-- START SOURCE DOCUMENT --
Work gaps are common, and many professionals experience career interruptions. Now that Sherry is ready to return to work her challenge is what to say on the résumé regarding the gap. A few résumé strategies that can help:
A résumé needs to provide a good first impression. Recruiters and hiring managers are familiar with résumé format strategies. So, using a functional résumé format can highlight employment issues, and the functional résumé format is not always applicant tracking software (ATS) friendly.
If there is a gap, for whatever reason, use a hybrid résumé format—a combination of functional and chronological. Hybrid résumé formats provide a way to highlight skills and contributions while also offering chronological experience as it aligns with a job need.
The résumé experience section is not only for paid, full-time work information. For my client, Mike who was away from work for four years caring for two young children the résumé gap was not a big issue.
Mike cared for his kids while also volunteering to gain new valuable skills. Within the résumé experience section, we listed Mike’s volunteer contributions, just like his other full-time positions, highlighting his new skills and accomplishments.
Volunteer roles, part-time work, and contract work can be used in the résumé experience section to account for gaps.
Is It Necessary
If a gap is less than 12 months, consider if the résumé needs to account for the gap. Some job seekers secure interviews and get job offers without having a statement on the résumé regarding an employment gap.
Other professionals choose to include a simple work gap statement like family care provider, global travel, or personal sabbatical. Be sure to include the gap dates to retain a chronological flow in the experience section.
-- END SOURCE DOCUMENT --
From the passage on résumé employment gaps, output the text from "Work gaps are" to "software (ATS) friendly." without any change. The extracted records are not required for this work.
-- START MATERIAL SUPPLIED --
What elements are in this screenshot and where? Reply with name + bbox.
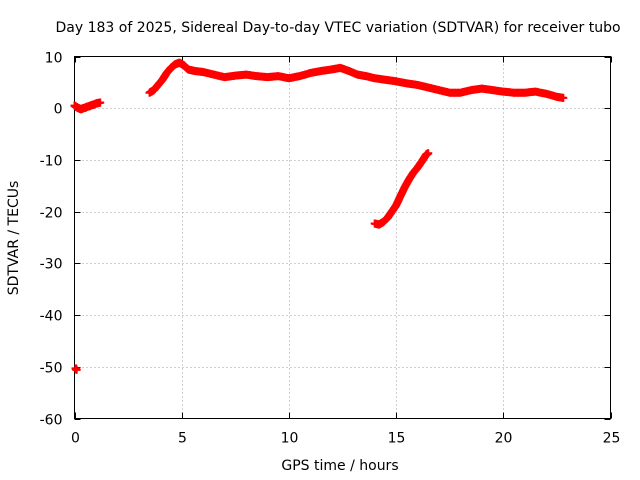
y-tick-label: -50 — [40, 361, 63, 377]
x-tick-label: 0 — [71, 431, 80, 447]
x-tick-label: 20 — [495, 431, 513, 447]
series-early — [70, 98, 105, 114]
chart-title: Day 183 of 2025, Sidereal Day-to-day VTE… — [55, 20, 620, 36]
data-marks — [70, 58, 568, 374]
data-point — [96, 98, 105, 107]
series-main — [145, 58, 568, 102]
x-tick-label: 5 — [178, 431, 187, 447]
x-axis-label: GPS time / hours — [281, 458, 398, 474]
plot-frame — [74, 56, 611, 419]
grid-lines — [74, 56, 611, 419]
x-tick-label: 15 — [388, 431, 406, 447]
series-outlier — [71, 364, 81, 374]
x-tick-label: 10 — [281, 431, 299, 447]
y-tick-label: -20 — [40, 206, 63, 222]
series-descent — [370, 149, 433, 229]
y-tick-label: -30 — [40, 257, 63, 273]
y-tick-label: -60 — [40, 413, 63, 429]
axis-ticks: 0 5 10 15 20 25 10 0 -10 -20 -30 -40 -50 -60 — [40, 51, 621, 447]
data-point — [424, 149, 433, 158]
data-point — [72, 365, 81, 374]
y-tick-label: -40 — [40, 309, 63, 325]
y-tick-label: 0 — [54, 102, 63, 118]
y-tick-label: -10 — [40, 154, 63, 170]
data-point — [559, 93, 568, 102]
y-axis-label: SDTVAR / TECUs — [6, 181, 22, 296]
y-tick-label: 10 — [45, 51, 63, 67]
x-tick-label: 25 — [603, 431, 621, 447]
-- END MATERIAL SUPPLIED --
● RIGHT ANSWER:
Work gaps are common, and many professionals experience career interruptions. Now that Sherry is ready to return to work her challenge is what to say on the résumé regarding the gap. A few résumé strategies that can help:
A résumé needs to provide a good first impression. Recruiters and hiring managers are familiar with résumé format strategies. So, using a functional résumé format can highlight employment issues, and the functional résumé format is not always applicant tracking software (ATS) friendly.